**Exercise aim**
Copy each line of the material below that includes the string "time".

**Records provided**

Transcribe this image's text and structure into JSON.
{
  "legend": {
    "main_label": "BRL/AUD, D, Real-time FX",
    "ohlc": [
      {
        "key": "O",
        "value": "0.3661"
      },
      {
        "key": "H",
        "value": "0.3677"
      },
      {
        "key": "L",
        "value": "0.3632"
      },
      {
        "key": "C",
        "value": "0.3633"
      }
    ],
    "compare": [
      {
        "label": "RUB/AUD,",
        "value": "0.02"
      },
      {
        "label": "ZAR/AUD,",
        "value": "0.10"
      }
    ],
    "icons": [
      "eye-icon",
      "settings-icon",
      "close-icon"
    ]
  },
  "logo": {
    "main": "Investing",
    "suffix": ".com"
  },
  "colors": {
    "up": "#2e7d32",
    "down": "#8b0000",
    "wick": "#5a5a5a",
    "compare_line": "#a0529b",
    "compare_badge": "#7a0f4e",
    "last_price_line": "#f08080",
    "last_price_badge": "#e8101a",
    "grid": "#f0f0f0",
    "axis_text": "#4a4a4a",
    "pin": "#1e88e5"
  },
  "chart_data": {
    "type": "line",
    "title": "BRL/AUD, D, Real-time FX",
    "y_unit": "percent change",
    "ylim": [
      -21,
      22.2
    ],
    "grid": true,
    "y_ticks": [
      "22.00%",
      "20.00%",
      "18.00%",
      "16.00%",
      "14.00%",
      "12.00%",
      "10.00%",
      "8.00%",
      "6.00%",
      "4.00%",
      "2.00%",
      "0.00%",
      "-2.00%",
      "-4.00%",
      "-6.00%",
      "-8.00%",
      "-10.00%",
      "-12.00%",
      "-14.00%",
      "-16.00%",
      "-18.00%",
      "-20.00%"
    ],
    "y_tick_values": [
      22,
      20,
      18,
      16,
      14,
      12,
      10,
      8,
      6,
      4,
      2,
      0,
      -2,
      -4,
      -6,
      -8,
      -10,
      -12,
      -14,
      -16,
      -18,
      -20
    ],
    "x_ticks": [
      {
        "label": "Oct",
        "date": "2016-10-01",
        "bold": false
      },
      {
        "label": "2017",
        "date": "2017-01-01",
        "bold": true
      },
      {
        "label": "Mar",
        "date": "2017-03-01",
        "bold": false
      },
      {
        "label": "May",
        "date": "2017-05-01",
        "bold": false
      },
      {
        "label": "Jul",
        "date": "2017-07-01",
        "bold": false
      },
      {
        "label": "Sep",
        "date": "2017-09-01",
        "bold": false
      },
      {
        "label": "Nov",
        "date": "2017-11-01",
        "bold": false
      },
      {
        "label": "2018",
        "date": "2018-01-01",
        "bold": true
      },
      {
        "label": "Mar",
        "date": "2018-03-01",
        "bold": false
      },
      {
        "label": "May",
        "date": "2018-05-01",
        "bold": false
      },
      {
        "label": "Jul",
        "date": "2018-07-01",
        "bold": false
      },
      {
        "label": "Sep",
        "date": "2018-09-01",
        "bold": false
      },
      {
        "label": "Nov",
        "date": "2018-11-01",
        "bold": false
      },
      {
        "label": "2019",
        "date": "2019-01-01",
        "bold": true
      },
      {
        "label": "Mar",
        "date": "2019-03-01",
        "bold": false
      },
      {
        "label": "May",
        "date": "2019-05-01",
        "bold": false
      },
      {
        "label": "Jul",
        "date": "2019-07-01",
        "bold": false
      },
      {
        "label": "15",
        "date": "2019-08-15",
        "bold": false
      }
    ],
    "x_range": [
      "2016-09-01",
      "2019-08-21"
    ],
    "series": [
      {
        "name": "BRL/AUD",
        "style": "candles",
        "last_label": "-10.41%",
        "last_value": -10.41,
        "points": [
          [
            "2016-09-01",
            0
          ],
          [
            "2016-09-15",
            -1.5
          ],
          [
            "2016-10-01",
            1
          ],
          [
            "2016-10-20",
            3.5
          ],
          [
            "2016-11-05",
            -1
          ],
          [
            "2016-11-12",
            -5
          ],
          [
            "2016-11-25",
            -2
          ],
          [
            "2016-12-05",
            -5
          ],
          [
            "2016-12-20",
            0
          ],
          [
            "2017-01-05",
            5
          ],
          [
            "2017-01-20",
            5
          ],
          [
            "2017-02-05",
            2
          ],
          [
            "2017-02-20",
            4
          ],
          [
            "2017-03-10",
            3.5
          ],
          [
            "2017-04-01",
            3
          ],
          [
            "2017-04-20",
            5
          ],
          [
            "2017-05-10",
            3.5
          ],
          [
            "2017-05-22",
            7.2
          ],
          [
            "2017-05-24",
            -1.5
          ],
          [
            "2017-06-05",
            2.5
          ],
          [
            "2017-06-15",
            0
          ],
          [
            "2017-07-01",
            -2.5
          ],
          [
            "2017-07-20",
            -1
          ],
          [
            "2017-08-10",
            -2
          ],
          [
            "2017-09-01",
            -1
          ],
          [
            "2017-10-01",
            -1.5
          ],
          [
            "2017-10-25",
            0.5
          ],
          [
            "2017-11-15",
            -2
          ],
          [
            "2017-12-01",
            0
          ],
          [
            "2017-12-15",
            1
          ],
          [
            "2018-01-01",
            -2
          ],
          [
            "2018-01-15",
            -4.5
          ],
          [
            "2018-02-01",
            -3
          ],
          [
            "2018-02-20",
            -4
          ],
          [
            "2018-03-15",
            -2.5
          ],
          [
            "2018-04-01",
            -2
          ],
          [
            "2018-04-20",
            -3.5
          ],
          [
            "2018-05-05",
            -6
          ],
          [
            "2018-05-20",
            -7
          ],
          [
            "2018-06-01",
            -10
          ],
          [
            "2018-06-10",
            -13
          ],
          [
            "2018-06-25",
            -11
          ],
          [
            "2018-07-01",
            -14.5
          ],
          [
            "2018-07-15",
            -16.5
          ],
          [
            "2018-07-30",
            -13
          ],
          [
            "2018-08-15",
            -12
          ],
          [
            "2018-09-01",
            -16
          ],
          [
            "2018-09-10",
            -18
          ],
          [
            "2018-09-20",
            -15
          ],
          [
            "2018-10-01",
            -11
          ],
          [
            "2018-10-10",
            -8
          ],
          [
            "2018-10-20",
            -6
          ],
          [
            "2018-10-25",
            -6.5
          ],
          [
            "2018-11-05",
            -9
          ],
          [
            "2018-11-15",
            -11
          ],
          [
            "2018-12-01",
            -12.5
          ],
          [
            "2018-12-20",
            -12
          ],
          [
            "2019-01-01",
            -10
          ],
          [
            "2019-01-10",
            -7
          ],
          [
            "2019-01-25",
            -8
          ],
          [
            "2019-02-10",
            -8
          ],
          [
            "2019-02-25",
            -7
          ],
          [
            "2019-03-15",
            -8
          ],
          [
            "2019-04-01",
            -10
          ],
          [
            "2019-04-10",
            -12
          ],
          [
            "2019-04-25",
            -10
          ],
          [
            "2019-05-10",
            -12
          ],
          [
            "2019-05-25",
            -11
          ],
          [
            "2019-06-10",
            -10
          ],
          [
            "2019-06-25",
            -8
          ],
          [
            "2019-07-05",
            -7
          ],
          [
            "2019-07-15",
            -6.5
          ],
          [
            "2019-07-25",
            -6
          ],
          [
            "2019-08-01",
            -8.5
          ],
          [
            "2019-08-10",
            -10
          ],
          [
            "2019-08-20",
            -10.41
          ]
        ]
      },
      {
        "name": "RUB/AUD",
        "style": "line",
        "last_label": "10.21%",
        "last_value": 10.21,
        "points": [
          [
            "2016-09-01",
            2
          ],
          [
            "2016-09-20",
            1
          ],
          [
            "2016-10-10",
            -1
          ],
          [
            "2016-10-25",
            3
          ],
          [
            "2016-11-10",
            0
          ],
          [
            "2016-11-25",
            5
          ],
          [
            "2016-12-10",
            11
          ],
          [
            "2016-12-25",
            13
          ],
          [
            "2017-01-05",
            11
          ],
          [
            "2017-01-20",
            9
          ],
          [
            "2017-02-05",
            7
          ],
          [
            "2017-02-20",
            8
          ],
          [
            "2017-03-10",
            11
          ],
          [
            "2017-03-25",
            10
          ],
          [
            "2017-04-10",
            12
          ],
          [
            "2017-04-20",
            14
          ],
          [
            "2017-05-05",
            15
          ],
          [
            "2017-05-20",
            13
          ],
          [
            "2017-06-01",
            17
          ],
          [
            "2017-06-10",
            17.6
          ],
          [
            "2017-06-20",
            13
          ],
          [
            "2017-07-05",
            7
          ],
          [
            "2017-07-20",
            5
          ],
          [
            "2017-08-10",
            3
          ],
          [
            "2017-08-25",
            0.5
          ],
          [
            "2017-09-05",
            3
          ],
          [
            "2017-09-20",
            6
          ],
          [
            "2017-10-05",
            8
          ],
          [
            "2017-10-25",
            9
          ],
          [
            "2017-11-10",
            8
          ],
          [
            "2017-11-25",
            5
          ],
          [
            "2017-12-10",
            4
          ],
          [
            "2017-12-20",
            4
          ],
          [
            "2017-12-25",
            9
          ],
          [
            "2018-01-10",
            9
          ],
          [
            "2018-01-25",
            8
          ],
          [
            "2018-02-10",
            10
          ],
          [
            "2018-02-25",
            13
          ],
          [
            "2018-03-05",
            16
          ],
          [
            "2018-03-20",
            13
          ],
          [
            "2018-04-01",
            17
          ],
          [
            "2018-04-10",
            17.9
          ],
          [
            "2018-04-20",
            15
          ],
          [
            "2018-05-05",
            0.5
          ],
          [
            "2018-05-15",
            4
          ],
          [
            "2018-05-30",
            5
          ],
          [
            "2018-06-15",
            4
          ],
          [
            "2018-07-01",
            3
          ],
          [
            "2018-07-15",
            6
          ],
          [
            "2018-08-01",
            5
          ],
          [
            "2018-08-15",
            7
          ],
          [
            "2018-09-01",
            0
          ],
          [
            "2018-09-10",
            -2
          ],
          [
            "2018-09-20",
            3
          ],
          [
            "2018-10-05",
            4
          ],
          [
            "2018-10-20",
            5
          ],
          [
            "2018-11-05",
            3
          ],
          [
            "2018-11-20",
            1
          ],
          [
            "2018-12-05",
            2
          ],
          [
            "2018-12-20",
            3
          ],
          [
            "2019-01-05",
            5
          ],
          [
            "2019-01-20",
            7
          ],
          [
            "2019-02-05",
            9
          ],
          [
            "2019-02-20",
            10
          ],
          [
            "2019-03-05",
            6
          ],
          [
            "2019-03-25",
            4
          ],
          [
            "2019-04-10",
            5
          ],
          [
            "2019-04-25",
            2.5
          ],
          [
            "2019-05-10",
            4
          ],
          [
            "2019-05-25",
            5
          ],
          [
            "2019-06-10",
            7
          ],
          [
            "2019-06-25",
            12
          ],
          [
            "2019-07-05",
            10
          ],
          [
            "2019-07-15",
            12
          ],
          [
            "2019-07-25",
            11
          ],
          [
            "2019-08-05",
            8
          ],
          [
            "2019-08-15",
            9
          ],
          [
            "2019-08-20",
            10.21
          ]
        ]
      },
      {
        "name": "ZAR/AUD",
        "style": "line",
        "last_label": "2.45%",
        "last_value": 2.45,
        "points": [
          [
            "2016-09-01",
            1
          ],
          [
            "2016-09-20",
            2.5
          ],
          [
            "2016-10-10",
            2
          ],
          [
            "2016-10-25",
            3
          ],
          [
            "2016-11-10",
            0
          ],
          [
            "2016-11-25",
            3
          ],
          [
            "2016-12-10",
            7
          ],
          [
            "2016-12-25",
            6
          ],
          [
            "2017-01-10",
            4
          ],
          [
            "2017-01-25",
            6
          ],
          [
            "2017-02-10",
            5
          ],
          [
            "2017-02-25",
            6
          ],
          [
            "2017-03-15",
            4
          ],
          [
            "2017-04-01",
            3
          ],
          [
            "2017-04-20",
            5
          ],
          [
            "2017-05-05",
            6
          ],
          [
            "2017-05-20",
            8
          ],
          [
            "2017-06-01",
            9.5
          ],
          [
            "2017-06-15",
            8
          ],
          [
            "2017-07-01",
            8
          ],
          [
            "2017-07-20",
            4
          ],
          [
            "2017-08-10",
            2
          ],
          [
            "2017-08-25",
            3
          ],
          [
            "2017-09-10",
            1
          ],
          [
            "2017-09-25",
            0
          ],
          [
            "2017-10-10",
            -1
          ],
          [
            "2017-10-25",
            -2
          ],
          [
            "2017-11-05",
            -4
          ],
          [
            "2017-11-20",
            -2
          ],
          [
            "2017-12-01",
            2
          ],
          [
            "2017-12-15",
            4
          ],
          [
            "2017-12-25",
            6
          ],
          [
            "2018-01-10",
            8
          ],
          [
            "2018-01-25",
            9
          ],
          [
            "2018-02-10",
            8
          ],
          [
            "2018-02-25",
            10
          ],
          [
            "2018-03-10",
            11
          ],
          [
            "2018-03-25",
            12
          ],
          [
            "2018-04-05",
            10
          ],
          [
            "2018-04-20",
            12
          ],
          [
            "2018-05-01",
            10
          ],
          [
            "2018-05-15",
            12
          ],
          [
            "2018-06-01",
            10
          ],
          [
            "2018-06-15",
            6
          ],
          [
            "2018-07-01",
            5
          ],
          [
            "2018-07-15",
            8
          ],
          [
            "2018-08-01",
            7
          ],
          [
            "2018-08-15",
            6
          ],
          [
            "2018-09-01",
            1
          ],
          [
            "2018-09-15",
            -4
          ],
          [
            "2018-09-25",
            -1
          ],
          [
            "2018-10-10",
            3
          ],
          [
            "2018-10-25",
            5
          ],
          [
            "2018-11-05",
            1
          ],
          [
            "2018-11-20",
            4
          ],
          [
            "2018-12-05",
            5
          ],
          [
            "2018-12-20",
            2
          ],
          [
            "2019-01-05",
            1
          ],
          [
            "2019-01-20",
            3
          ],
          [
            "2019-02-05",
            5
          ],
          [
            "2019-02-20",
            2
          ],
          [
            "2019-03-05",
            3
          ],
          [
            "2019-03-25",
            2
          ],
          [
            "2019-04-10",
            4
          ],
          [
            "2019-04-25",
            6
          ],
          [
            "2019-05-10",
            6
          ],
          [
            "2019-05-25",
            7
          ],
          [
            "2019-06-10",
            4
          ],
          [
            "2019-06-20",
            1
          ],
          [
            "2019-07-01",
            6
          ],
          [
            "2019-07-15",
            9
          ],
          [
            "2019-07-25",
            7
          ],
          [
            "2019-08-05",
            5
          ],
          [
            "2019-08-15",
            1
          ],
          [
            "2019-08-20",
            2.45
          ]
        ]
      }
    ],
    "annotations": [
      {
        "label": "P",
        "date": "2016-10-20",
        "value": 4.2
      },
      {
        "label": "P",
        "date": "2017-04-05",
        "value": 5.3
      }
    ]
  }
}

**Output for this exercise**
    "main_label": "BRL/AUD, D, Real-time FX",
    "title": "BRL/AUD, D, Real-time FX",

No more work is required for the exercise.